** Start **

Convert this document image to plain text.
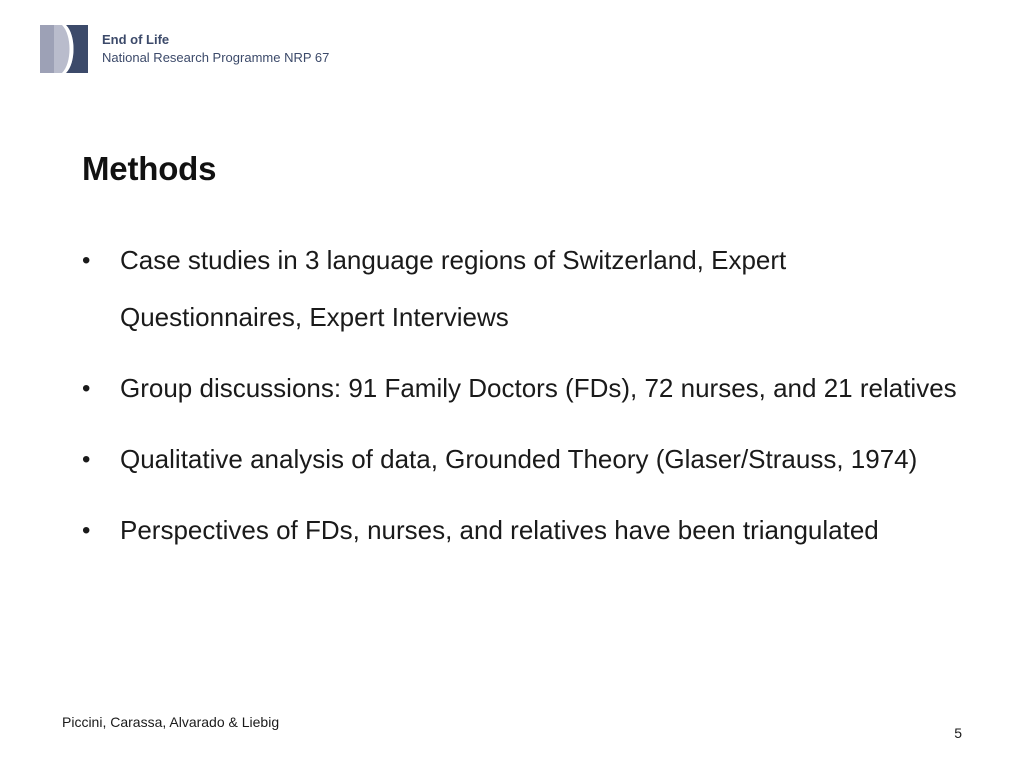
End of Life
National Research Programme NRP 67
Methods
•	Case studies in 3 language regions of Switzerland, Expert Questionnaires, Expert Interviews
•	Group discussions: 91 Family Doctors (FDs), 72 nurses, and 21 relatives
•	Qualitative analysis of data, Grounded Theory (Glaser/Strauss, 1974)
•	Perspectives of FDs, nurses, and relatives have been triangulated
Piccini, Carassa, Alvarado & Liebig
5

** End **

Written exercise | Return all of the entries exactly as written, but drop any pictures they hold.

Answer to this problem |
Convert this document image to plain text.
End of Life
National Research Programme NRP 67
Methods
•	Case studies in 3 language regions of Switzerland, Expert Questionnaires, Expert Interviews
•	Group discussions: 91 Family Doctors (FDs), 72 nurses, and 21 relatives
•	Qualitative analysis of data, Grounded Theory (Glaser/Strauss, 1974)
•	Perspectives of FDs, nurses, and relatives have been triangulated
Piccini, Carassa, Alvarado & Liebig
5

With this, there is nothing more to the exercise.